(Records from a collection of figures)

= = = = = = =

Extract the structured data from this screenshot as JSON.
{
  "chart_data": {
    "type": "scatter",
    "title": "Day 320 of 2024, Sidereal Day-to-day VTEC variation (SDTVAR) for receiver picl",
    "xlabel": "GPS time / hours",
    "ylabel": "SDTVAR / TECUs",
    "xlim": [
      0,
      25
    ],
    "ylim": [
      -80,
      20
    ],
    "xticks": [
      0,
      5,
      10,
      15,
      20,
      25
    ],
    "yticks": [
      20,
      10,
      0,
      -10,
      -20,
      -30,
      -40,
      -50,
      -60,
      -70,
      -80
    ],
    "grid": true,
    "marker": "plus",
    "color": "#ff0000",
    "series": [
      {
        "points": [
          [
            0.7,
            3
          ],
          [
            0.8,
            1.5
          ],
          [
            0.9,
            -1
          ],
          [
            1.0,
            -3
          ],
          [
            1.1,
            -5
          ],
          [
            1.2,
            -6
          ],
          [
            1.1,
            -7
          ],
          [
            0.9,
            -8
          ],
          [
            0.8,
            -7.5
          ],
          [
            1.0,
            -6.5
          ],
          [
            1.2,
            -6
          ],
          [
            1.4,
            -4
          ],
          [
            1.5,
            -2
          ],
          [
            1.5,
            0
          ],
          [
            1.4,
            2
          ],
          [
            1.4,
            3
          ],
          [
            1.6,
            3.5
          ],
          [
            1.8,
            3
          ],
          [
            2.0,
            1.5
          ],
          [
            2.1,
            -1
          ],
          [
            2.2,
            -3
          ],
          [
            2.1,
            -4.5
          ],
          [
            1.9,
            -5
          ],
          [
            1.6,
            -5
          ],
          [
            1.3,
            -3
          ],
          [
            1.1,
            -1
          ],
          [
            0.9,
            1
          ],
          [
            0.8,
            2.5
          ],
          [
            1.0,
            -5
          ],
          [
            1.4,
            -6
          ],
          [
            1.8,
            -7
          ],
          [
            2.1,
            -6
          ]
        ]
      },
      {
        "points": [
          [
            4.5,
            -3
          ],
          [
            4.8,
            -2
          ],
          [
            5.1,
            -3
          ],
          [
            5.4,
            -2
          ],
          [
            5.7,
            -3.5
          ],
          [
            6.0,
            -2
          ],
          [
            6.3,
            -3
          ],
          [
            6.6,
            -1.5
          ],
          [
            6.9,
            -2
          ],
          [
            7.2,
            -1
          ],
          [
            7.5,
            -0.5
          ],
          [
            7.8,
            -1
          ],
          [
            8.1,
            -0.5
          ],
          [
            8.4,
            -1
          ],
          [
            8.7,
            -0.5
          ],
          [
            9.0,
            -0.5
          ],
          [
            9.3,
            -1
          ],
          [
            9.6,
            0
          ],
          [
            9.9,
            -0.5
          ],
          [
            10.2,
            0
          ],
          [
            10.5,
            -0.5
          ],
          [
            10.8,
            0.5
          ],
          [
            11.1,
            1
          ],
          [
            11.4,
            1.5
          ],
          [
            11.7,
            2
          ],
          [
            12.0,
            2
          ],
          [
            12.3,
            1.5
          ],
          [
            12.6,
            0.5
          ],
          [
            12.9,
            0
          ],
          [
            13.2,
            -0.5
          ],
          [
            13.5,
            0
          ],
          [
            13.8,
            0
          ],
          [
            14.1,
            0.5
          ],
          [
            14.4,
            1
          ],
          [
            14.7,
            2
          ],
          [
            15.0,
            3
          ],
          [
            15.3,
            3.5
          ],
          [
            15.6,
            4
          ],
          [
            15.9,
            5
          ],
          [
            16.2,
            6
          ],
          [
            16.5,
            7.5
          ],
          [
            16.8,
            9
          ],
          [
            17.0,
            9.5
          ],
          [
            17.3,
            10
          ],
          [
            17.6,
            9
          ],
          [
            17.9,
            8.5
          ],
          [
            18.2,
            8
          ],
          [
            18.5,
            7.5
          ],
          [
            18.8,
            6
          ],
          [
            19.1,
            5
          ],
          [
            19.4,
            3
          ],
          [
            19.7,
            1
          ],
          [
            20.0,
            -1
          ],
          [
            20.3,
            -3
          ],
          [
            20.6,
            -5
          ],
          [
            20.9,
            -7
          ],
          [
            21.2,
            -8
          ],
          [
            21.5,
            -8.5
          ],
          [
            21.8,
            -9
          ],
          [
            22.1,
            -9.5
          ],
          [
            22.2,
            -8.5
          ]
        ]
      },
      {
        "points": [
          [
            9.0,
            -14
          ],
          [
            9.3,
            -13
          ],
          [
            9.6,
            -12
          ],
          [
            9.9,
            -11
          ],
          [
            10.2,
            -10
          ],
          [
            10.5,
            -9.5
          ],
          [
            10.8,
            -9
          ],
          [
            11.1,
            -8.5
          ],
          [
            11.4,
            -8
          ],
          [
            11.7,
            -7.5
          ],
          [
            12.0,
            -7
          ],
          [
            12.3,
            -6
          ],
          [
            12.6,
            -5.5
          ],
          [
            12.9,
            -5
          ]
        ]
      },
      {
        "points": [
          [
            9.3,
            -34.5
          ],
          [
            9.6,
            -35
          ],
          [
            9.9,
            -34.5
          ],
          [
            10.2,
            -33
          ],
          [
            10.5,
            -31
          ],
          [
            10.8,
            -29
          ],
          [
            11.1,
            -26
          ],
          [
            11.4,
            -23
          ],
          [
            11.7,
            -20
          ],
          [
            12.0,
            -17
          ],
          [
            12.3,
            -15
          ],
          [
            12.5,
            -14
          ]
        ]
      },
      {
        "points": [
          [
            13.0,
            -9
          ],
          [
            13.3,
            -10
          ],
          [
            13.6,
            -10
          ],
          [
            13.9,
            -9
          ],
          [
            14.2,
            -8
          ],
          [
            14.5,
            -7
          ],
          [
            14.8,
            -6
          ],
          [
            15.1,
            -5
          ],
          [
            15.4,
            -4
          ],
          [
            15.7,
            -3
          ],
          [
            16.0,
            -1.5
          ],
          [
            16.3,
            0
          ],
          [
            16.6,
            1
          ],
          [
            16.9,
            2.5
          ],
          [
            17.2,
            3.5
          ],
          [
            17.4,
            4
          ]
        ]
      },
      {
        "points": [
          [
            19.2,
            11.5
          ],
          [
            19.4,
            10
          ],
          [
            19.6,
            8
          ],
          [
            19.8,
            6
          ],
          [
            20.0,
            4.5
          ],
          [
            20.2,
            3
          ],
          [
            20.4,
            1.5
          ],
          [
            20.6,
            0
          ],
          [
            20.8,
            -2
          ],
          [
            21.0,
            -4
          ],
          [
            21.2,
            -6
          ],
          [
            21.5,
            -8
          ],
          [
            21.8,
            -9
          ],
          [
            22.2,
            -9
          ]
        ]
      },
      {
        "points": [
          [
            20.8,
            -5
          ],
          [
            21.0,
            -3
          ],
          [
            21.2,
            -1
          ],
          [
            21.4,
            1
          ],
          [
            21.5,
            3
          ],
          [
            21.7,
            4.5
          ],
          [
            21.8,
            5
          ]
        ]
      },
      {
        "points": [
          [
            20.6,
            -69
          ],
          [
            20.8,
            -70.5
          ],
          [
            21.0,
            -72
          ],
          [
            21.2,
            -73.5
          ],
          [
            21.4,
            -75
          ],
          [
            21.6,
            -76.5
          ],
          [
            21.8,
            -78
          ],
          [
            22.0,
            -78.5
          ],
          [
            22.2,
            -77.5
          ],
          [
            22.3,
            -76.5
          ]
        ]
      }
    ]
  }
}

= = = = = = =

EXERCISE GOAL:
Take the entries and copy them out exactly.

THE RESPONSE:
Extract the structured data from this screenshot as JSON.
{
  "chart_data": {
    "type": "scatter",
    "title": "Day 320 of 2024, Sidereal Day-to-day VTEC variation (SDTVAR) for receiver picl",
    "xlabel": "GPS time / hours",
    "ylabel": "SDTVAR / TECUs",
    "xlim": [
      0,
      25
    ],
    "ylim": [
      -80,
      20
    ],
    "xticks": [
      0,
      5,
      10,
      15,
      20,
      25
    ],
    "yticks": [
      20,
      10,
      0,
      -10,
      -20,
      -30,
      -40,
      -50,
      -60,
      -70,
      -80
    ],
    "grid": true,
    "marker": "plus",
    "color": "#ff0000",
    "series": [
      {
        "points": [
          [
            0.7,
            3
          ],
          [
            0.8,
            1.5
          ],
          [
            0.9,
            -1
          ],
          [
            1.0,
            -3
          ],
          [
            1.1,
            -5
          ],
          [
            1.2,
            -6
          ],
          [
            1.1,
            -7
          ],
          [
            0.9,
            -8
          ],
          [
            0.8,
            -7.5
          ],
          [
            1.0,
            -6.5
          ],
          [
            1.2,
            -6
          ],
          [
            1.4,
            -4
          ],
          [
            1.5,
            -2
          ],
          [
            1.5,
            0
          ],
          [
            1.4,
            2
          ],
          [
            1.4,
            3
          ],
          [
            1.6,
            3.5
          ],
          [
            1.8,
            3
          ],
          [
            2.0,
            1.5
          ],
          [
            2.1,
            -1
          ],
          [
            2.2,
            -3
          ],
          [
            2.1,
            -4.5
          ],
          [
            1.9,
            -5
          ],
          [
            1.6,
            -5
          ],
          [
            1.3,
            -3
          ],
          [
            1.1,
            -1
          ],
          [
            0.9,
            1
          ],
          [
            0.8,
            2.5
          ],
          [
            1.0,
            -5
          ],
          [
            1.4,
            -6
          ],
          [
            1.8,
            -7
          ],
          [
            2.1,
            -6
          ]
        ]
      },
      {
        "points": [
          [
            4.5,
            -3
          ],
          [
            4.8,
            -2
          ],
          [
            5.1,
            -3
          ],
          [
            5.4,
            -2
          ],
          [
            5.7,
            -3.5
          ],
          [
            6.0,
            -2
          ],
          [
            6.3,
            -3
          ],
          [
            6.6,
            -1.5
          ],
          [
            6.9,
            -2
          ],
          [
            7.2,
            -1
          ],
          [
            7.5,
            -0.5
          ],
          [
            7.8,
            -1
          ],
          [
            8.1,
            -0.5
          ],
          [
            8.4,
            -1
          ],
          [
            8.7,
            -0.5
          ],
          [
            9.0,
            -0.5
          ],
          [
            9.3,
            -1
          ],
          [
            9.6,
            0
          ],
          [
            9.9,
            -0.5
          ],
          [
            10.2,
            0
          ],
          [
            10.5,
            -0.5
          ],
          [
            10.8,
            0.5
          ],
          [
            11.1,
            1
          ],
          [
            11.4,
            1.5
          ],
          [
            11.7,
            2
          ],
          [
            12.0,
            2
          ],
          [
            12.3,
            1.5
          ],
          [
            12.6,
            0.5
          ],
          [
            12.9,
            0
          ],
          [
            13.2,
            -0.5
          ],
          [
            13.5,
            0
          ],
          [
            13.8,
            0
          ],
          [
            14.1,
            0.5
          ],
          [
            14.4,
            1
          ],
          [
            14.7,
            2
          ],
          [
            15.0,
            3
          ],
          [
            15.3,
            3.5
          ],
          [
            15.6,
            4
          ],
          [
            15.9,
            5
          ],
          [
            16.2,
            6
          ],
          [
            16.5,
            7.5
          ],
          [
            16.8,
            9
          ],
          [
            17.0,
            9.5
          ],
          [
            17.3,
            10
          ],
          [
            17.6,
            9
          ],
          [
            17.9,
            8.5
          ],
          [
            18.2,
            8
          ],
          [
            18.5,
            7.5
          ],
          [
            18.8,
            6
          ],
          [
            19.1,
            5
          ],
          [
            19.4,
            3
          ],
          [
            19.7,
            1
          ],
          [
            20.0,
            -1
          ],
          [
            20.3,
            -3
          ],
          [
            20.6,
            -5
          ],
          [
            20.9,
            -7
          ],
          [
            21.2,
            -8
          ],
          [
            21.5,
            -8.5
          ],
          [
            21.8,
            -9
          ],
          [
            22.1,
            -9.5
          ],
          [
            22.2,
            -8.5
          ]
        ]
      },
      {
        "points": [
          [
            9.0,
            -14
          ],
          [
            9.3,
            -13
          ],
          [
            9.6,
            -12
          ],
          [
            9.9,
            -11
          ],
          [
            10.2,
            -10
          ],
          [
            10.5,
            -9.5
          ],
          [
            10.8,
            -9
          ],
          [
            11.1,
            -8.5
          ],
          [
            11.4,
            -8
          ],
          [
            11.7,
            -7.5
          ],
          [
            12.0,
            -7
          ],
          [
            12.3,
            -6
          ],
          [
            12.6,
            -5.5
          ],
          [
            12.9,
            -5
          ]
        ]
      },
      {
        "points": [
          [
            9.3,
            -34.5
          ],
          [
            9.6,
            -35
          ],
          [
            9.9,
            -34.5
          ],
          [
            10.2,
            -33
          ],
          [
            10.5,
            -31
          ],
          [
            10.8,
            -29
          ],
          [
            11.1,
            -26
          ],
          [
            11.4,
            -23
          ],
          [
            11.7,
            -20
          ],
          [
            12.0,
            -17
          ],
          [
            12.3,
            -15
          ],
          [
            12.5,
            -14
          ]
        ]
      },
      {
        "points": [
          [
            13.0,
            -9
          ],
          [
            13.3,
            -10
          ],
          [
            13.6,
            -10
          ],
          [
            13.9,
            -9
          ],
          [
            14.2,
            -8
          ],
          [
            14.5,
            -7
          ],
          [
            14.8,
            -6
          ],
          [
            15.1,
            -5
          ],
          [
            15.4,
            -4
          ],
          [
            15.7,
            -3
          ],
          [
            16.0,
            -1.5
          ],
          [
            16.3,
            0
          ],
          [
            16.6,
            1
          ],
          [
            16.9,
            2.5
          ],
          [
            17.2,
            3.5
          ],
          [
            17.4,
            4
          ]
        ]
      },
      {
        "points": [
          [
            19.2,
            11.5
          ],
          [
            19.4,
            10
          ],
          [
            19.6,
            8
          ],
          [
            19.8,
            6
          ],
          [
            20.0,
            4.5
          ],
          [
            20.2,
            3
          ],
          [
            20.4,
            1.5
          ],
          [
            20.6,
            0
          ],
          [
            20.8,
            -2
          ],
          [
            21.0,
            -4
          ],
          [
            21.2,
            -6
          ],
          [
            21.5,
            -8
          ],
          [
            21.8,
            -9
          ],
          [
            22.2,
            -9
          ]
        ]
      },
      {
        "points": [
          [
            20.8,
            -5
          ],
          [
            21.0,
            -3
          ],
          [
            21.2,
            -1
          ],
          [
            21.4,
            1
          ],
          [
            21.5,
            3
          ],
          [
            21.7,
            4.5
          ],
          [
            21.8,
            5
          ]
        ]
      },
      {
        "points": [
          [
            20.6,
            -69
          ],
          [
            20.8,
            -70.5
          ],
          [
            21.0,
            -72
          ],
          [
            21.2,
            -73.5
          ],
          [
            21.4,
            -75
          ],
          [
            21.6,
            -76.5
          ],
          [
            21.8,
            -78
          ],
          [
            22.0,
            -78.5
          ],
          [
            22.2,
            -77.5
          ],
          [
            22.3,
            -76.5
          ]
        ]
      }
    ]
  }
}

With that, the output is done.